• WHAT YOU WILL DO:
Take the entries below and print all of them exactly, please.

• Records from a data collection:
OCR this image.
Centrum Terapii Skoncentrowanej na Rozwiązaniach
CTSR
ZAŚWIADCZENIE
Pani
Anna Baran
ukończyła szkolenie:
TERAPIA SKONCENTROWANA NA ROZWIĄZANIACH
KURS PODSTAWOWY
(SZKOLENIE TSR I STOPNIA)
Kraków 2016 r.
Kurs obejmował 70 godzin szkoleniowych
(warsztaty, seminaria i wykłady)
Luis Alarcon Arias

• COMPLETE ANSWER:
OCR this image.
Centrum Terapii Skoncentrowanej na Rozwiązaniach
CTSR
ZAŚWIADCZENIE
Pani
Anna Baran
ukończyła szkolenie:
TERAPIA SKONCENTROWANA NA ROZWIĄZANIACH
KURS PODSTAWOWY
(SZKOLENIE TSR I STOPNIA)
Kraków 2016 r.
Kurs obejmował 70 godzin szkoleniowych
(warsztaty, seminaria i wykłady)
Luis Alarcon Arias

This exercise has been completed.